- _Exercise instructions_
All lines below must be repeated exactly, with the pictures omitted.

- _Records to process_
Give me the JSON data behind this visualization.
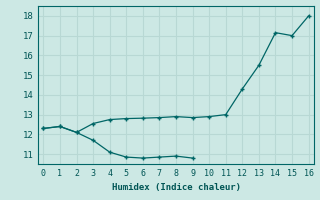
{
  "xlabel": "Humidex (Indice chaleur)",
  "bg_color": "#cce8e4",
  "grid_color": "#b8d8d4",
  "line_color": "#006666",
  "series1_x": [
    0,
    1,
    2,
    3,
    4,
    5,
    6,
    7,
    8,
    9,
    10,
    11,
    12,
    13,
    14,
    15,
    16
  ],
  "series1_y": [
    12.3,
    12.4,
    12.1,
    12.55,
    12.75,
    12.8,
    12.82,
    12.85,
    12.9,
    12.85,
    12.9,
    13.0,
    14.3,
    15.5,
    17.15,
    17.0,
    18.0
  ],
  "series2_x": [
    0,
    1,
    2,
    3,
    4,
    5,
    6,
    7,
    8,
    9
  ],
  "series2_y": [
    12.3,
    12.4,
    12.1,
    11.7,
    11.1,
    10.85,
    10.8,
    10.85,
    10.9,
    10.8
  ],
  "xlim": [
    -0.3,
    16.3
  ],
  "ylim": [
    10.5,
    18.5
  ],
  "yticks": [
    11,
    12,
    13,
    14,
    15,
    16,
    17,
    18
  ],
  "xticks": [
    0,
    1,
    2,
    3,
    4,
    5,
    6,
    7,
    8,
    9,
    10,
    11,
    12,
    13,
    14,
    15,
    16
  ],
  "tick_color": "#005555",
  "xlabel_color": "#005555"
}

- _Result of this exercise_
Give me the JSON data behind this visualization.
{
  "xlabel": "Humidex (Indice chaleur)",
  "bg_color": "#cce8e4",
  "grid_color": "#b8d8d4",
  "line_color": "#006666",
  "series1_x": [
    0,
    1,
    2,
    3,
    4,
    5,
    6,
    7,
    8,
    9,
    10,
    11,
    12,
    13,
    14,
    15,
    16
  ],
  "series1_y": [
    12.3,
    12.4,
    12.1,
    12.55,
    12.75,
    12.8,
    12.82,
    12.85,
    12.9,
    12.85,
    12.9,
    13.0,
    14.3,
    15.5,
    17.15,
    17.0,
    18.0
  ],
  "series2_x": [
    0,
    1,
    2,
    3,
    4,
    5,
    6,
    7,
    8,
    9
  ],
  "series2_y": [
    12.3,
    12.4,
    12.1,
    11.7,
    11.1,
    10.85,
    10.8,
    10.85,
    10.9,
    10.8
  ],
  "xlim": [
    -0.3,
    16.3
  ],
  "ylim": [
    10.5,
    18.5
  ],
  "yticks": [
    11,
    12,
    13,
    14,
    15,
    16,
    17,
    18
  ],
  "xticks": [
    0,
    1,
    2,
    3,
    4,
    5,
    6,
    7,
    8,
    9,
    10,
    11,
    12,
    13,
    14,
    15,
    16
  ],
  "tick_color": "#005555",
  "xlabel_color": "#005555"
}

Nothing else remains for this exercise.